Problem details - Filter this data down to the lines that hold "Annemisevzyorum", and copy them.

Items from a dataset:
** begin **
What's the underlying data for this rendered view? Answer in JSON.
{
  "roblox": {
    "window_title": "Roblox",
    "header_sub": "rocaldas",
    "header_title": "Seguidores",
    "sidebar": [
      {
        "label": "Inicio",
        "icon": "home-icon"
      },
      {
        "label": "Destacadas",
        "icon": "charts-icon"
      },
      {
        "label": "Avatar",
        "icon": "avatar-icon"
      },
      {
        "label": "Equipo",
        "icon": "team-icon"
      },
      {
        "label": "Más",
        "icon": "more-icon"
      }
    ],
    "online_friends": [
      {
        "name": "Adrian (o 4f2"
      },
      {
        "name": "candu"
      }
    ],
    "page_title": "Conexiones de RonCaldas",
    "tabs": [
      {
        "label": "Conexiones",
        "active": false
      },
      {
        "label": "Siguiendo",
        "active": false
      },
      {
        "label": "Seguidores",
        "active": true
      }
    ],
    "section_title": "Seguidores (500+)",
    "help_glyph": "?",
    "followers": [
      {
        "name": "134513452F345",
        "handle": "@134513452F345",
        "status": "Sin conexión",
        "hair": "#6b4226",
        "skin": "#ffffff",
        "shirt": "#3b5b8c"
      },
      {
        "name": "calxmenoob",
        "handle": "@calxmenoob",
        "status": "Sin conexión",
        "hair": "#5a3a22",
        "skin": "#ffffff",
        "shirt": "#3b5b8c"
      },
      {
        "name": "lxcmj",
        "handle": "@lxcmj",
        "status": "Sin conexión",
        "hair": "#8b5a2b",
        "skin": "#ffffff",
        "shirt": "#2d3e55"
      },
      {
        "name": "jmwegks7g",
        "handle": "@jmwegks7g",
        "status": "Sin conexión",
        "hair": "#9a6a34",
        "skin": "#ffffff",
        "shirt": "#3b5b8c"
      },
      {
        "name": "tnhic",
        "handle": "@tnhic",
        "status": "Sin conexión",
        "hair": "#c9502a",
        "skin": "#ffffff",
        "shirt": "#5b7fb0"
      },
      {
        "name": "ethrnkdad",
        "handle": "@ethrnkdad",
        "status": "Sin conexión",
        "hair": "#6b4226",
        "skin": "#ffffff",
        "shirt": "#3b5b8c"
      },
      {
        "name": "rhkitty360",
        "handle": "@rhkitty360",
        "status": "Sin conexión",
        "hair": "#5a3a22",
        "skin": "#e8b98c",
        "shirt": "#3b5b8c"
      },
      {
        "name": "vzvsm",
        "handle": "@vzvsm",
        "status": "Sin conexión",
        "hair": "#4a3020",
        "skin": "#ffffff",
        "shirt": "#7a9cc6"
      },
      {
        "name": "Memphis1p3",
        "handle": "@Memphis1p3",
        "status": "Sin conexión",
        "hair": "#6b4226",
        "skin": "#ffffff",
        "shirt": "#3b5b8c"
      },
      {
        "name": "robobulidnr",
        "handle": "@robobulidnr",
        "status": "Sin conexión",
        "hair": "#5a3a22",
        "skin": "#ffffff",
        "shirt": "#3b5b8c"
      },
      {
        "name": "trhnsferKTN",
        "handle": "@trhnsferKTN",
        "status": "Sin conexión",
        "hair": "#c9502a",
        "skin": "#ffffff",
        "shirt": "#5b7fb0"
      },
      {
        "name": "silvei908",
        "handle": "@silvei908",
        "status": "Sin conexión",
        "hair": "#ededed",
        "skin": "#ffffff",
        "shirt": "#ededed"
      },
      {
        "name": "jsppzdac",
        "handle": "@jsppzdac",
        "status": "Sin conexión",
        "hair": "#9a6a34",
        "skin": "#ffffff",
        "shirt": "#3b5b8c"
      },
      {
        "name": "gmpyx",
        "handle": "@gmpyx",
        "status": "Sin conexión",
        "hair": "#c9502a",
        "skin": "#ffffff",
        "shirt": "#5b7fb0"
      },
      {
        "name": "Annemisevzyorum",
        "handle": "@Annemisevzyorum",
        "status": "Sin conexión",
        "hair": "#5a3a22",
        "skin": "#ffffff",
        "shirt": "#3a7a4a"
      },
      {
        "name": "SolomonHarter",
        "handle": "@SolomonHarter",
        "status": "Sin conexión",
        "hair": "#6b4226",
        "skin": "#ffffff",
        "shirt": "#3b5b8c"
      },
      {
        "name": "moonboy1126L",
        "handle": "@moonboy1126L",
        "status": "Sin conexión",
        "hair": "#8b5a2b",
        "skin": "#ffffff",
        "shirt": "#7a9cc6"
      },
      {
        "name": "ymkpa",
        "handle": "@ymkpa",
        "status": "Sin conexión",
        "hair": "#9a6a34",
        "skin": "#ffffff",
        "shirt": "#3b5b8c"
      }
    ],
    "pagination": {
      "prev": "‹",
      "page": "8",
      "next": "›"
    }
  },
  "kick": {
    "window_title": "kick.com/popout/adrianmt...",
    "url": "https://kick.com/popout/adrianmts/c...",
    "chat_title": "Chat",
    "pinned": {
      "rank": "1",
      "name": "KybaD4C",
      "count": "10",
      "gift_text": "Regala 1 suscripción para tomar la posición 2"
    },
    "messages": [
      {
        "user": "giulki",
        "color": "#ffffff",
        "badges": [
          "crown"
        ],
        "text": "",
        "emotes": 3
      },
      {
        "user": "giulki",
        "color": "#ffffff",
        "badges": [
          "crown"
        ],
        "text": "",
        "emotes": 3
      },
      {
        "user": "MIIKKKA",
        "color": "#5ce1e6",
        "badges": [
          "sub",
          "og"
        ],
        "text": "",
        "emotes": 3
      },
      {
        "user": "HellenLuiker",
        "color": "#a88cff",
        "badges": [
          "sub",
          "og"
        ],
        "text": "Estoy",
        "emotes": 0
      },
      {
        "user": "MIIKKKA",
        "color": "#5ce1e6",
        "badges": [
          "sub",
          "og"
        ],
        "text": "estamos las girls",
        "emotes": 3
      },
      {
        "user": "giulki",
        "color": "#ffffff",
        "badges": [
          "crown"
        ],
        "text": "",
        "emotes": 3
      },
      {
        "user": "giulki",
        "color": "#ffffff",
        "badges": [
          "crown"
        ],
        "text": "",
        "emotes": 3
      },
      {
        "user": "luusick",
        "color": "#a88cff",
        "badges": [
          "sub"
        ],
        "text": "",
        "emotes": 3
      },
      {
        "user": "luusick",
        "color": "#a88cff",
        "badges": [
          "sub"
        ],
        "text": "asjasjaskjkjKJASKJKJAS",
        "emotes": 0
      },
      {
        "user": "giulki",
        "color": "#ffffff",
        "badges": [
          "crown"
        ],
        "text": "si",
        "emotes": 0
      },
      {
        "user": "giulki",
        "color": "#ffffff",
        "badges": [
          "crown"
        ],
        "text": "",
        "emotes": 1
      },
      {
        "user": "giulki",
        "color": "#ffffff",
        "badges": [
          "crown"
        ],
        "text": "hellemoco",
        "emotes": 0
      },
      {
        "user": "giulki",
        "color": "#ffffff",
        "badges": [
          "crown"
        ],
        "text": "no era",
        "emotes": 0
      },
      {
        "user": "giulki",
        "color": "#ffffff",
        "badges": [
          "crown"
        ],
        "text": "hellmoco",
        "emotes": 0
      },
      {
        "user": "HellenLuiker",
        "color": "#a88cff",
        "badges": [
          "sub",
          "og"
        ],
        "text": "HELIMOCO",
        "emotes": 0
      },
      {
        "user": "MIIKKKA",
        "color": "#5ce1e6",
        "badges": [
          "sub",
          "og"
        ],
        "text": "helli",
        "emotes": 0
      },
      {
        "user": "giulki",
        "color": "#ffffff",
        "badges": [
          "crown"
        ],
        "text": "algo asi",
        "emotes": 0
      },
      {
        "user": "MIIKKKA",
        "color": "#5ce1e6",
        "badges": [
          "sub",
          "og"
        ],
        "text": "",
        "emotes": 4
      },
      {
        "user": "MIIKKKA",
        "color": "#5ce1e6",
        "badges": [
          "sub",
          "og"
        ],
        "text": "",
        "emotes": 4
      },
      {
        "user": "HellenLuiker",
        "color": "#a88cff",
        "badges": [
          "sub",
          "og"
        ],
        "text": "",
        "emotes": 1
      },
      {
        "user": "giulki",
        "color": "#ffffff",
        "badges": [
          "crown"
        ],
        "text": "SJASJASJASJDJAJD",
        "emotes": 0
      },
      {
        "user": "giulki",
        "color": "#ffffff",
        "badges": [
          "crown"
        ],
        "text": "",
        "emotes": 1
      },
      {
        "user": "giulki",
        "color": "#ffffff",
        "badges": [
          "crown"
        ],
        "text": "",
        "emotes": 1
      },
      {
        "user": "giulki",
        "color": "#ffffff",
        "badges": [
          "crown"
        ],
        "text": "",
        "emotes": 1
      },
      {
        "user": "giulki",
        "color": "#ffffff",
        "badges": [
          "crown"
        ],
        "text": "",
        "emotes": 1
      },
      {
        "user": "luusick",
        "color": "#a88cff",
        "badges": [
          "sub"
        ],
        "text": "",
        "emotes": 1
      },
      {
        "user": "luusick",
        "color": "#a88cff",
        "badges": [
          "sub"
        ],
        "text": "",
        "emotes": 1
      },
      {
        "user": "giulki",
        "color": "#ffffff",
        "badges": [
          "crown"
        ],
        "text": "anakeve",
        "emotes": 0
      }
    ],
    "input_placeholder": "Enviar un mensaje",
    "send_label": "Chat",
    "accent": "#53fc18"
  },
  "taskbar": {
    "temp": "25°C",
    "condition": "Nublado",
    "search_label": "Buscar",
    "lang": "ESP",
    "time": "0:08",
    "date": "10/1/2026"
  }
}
** end **
Solution to this exercise -
        "name": "Annemisevzyorum",
        "handle": "@Annemisevzyorum",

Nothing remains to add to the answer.